> Exercise brief
Isolate every line in the data with the string "orientation" and copy it.

[Records excerpted from a collection]
———

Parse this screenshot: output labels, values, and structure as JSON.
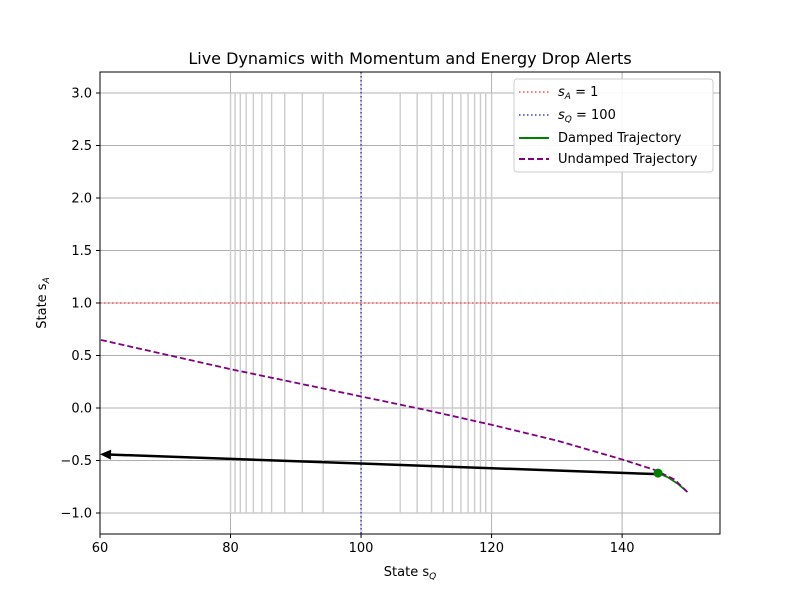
{
  "chart_data": {
    "type": "line",
    "title": "Live Dynamics with Momentum and Energy Drop Alerts",
    "xlabel": {
      "main": "State s",
      "sub": "Q"
    },
    "ylabel": {
      "main": "State s",
      "sub": "A"
    },
    "xlim": [
      60,
      155
    ],
    "ylim": [
      -1.2,
      3.2
    ],
    "x_ticks": [
      60,
      80,
      100,
      120,
      140
    ],
    "y_ticks": [
      -1.0,
      -0.5,
      0.0,
      0.5,
      1.0,
      1.5,
      2.0,
      2.5,
      3.0
    ],
    "x_tick_labels": [
      "60",
      "80",
      "100",
      "120",
      "140"
    ],
    "y_tick_labels": [
      "−1.0",
      "−0.5",
      "0.0",
      "0.5",
      "1.0",
      "1.5",
      "2.0",
      "2.5",
      "3.0"
    ],
    "grid": true,
    "legend_position": "top-right",
    "reference_lines": [
      {
        "orientation": "horizontal",
        "value": 1,
        "color": "#ff4d4d",
        "style": "dotted",
        "label_var": "s",
        "label_sub": "A",
        "label_rest": " = 1"
      },
      {
        "orientation": "vertical",
        "value": 100,
        "color": "#3a3ad6",
        "style": "dotted",
        "label_var": "s",
        "label_sub": "Q",
        "label_rest": " = 100"
      }
    ],
    "series": [
      {
        "name": "Damped Trajectory",
        "color": "#008000",
        "style": "solid",
        "points": [
          [
            150,
            -0.8
          ],
          [
            148.5,
            -0.72
          ],
          [
            147,
            -0.66
          ],
          [
            145.5,
            -0.62
          ]
        ]
      },
      {
        "name": "Undamped Trajectory",
        "color": "#800080",
        "style": "dashed",
        "points": [
          [
            150,
            -0.8
          ],
          [
            148,
            -0.68
          ],
          [
            145,
            -0.59
          ],
          [
            140,
            -0.49
          ],
          [
            130,
            -0.31
          ],
          [
            120,
            -0.16
          ],
          [
            110,
            -0.02
          ],
          [
            100,
            0.11
          ],
          [
            90,
            0.24
          ],
          [
            80,
            0.37
          ],
          [
            70,
            0.51
          ],
          [
            60,
            0.65
          ]
        ]
      }
    ],
    "momentum_arrow": {
      "color": "#000000",
      "from": [
        145.5,
        -0.63
      ],
      "to": [
        60,
        -0.44
      ]
    },
    "current_marker": {
      "x": 145.5,
      "y": -0.62,
      "color": "#008000"
    },
    "contour_lines_x": [
      80,
      80.7,
      81.5,
      82.4,
      83.5,
      84.8,
      86.3,
      88.3,
      91.0,
      94.2,
      106.0,
      108.6,
      110.8,
      112.6,
      114.0,
      115.3,
      116.4,
      117.4,
      118.3,
      119.1,
      120
    ],
    "contour_color": "#cccccc",
    "contour_range": [
      -1.0,
      3.0
    ]
  }
}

———

> Response
        "orientation": "horizontal",
        "orientation": "vertical",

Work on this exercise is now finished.